» **WRITTEN REQUEST**: Leave the pictures out, and retype all of the material exactly as written.

>>>>>

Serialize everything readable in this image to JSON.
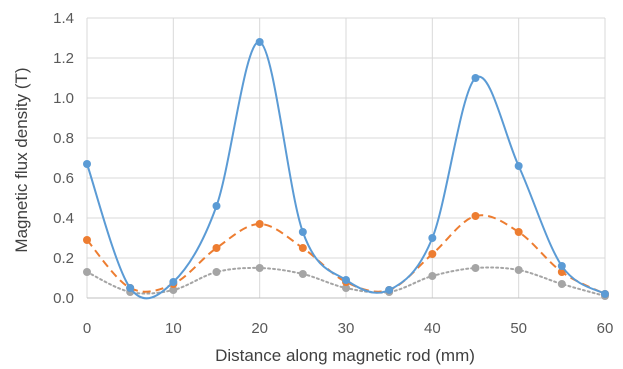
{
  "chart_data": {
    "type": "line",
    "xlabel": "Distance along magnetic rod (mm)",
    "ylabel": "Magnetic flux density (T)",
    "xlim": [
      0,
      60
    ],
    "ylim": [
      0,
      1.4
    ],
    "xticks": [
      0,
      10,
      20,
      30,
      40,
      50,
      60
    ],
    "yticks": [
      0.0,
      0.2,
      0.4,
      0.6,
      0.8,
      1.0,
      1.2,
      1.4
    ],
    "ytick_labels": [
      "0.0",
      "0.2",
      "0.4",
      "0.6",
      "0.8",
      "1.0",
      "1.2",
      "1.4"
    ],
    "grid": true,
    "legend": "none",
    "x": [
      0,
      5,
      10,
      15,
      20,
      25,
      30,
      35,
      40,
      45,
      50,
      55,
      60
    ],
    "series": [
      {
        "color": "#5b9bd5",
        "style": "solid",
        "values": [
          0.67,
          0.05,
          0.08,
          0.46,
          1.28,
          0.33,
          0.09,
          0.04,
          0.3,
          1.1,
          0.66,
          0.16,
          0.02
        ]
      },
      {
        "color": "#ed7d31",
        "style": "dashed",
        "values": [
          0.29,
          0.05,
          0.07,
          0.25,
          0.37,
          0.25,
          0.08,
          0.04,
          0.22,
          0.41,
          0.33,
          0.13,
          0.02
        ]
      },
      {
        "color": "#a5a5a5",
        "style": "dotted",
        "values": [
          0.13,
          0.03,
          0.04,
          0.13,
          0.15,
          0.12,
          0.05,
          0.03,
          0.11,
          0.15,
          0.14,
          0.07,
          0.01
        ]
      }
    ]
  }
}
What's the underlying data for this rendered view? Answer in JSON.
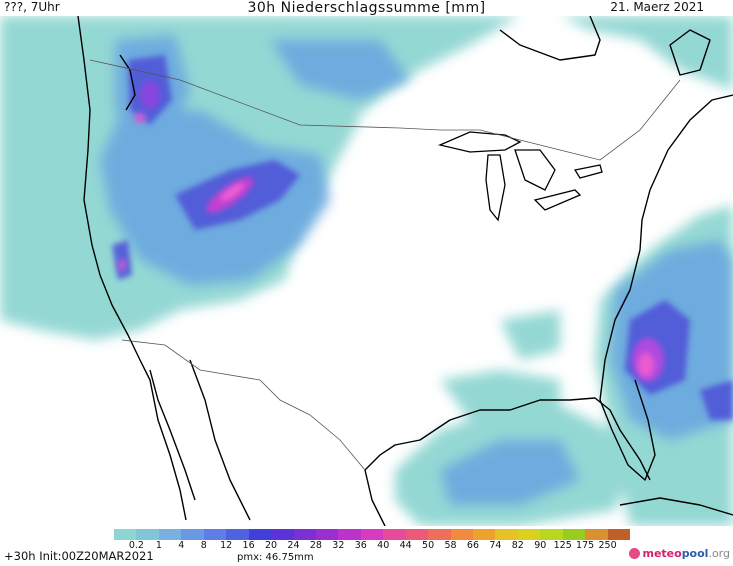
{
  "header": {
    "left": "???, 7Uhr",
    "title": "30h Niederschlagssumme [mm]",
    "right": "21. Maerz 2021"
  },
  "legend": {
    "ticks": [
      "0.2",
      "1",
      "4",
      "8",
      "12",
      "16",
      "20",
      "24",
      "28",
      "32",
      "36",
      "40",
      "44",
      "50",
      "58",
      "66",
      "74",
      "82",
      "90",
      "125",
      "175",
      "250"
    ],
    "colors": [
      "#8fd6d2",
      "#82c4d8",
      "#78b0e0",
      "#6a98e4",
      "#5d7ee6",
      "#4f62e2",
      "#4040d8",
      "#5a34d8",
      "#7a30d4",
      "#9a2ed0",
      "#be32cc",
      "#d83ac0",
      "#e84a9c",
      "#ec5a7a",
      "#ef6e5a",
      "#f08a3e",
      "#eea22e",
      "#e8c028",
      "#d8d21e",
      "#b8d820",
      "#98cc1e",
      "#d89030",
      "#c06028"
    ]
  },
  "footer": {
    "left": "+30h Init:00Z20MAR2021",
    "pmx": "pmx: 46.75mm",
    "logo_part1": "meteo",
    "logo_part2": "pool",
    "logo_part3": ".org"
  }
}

<<<<<

» **RESPONSE**:
Serialize everything readable in this image to JSON.
{
  "chart_data": {
    "type": "line",
    "xlabel": "Distance along magnetic rod (mm)",
    "ylabel": "Magnetic flux density (T)",
    "xlim": [
      0,
      60
    ],
    "ylim": [
      0,
      1.4
    ],
    "xticks": [
      0,
      10,
      20,
      30,
      40,
      50,
      60
    ],
    "yticks": [
      0.0,
      0.2,
      0.4,
      0.6,
      0.8,
      1.0,
      1.2,
      1.4
    ],
    "ytick_labels": [
      "0.0",
      "0.2",
      "0.4",
      "0.6",
      "0.8",
      "1.0",
      "1.2",
      "1.4"
    ],
    "grid": true,
    "legend": "none",
    "x": [
      0,
      5,
      10,
      15,
      20,
      25,
      30,
      35,
      40,
      45,
      50,
      55,
      60
    ],
    "series": [
      {
        "color": "#5b9bd5",
        "style": "solid",
        "values": [
          0.67,
          0.05,
          0.08,
          0.46,
          1.28,
          0.33,
          0.09,
          0.04,
          0.3,
          1.1,
          0.66,
          0.16,
          0.02
        ]
      },
      {
        "color": "#ed7d31",
        "style": "dashed",
        "values": [
          0.29,
          0.05,
          0.07,
          0.25,
          0.37,
          0.25,
          0.08,
          0.04,
          0.22,
          0.41,
          0.33,
          0.13,
          0.02
        ]
      },
      {
        "color": "#a5a5a5",
        "style": "dotted",
        "values": [
          0.13,
          0.03,
          0.04,
          0.13,
          0.15,
          0.12,
          0.05,
          0.03,
          0.11,
          0.15,
          0.14,
          0.07,
          0.01
        ]
      }
    ]
  }
}
What's the underlying data for this rendered view? Answer in JSON.
{
  "header": {
    "left": "???, 7Uhr",
    "title": "30h Niederschlagssumme [mm]",
    "right": "21. Maerz 2021"
  },
  "legend": {
    "ticks": [
      "0.2",
      "1",
      "4",
      "8",
      "12",
      "16",
      "20",
      "24",
      "28",
      "32",
      "36",
      "40",
      "44",
      "50",
      "58",
      "66",
      "74",
      "82",
      "90",
      "125",
      "175",
      "250"
    ],
    "colors": [
      "#8fd6d2",
      "#82c4d8",
      "#78b0e0",
      "#6a98e4",
      "#5d7ee6",
      "#4f62e2",
      "#4040d8",
      "#5a34d8",
      "#7a30d4",
      "#9a2ed0",
      "#be32cc",
      "#d83ac0",
      "#e84a9c",
      "#ec5a7a",
      "#ef6e5a",
      "#f08a3e",
      "#eea22e",
      "#e8c028",
      "#d8d21e",
      "#b8d820",
      "#98cc1e",
      "#d89030",
      "#c06028"
    ]
  },
  "footer": {
    "left": "+30h Init:00Z20MAR2021",
    "pmx": "pmx: 46.75mm",
    "logo_part1": "meteo",
    "logo_part2": "pool",
    "logo_part3": ".org"
  }
}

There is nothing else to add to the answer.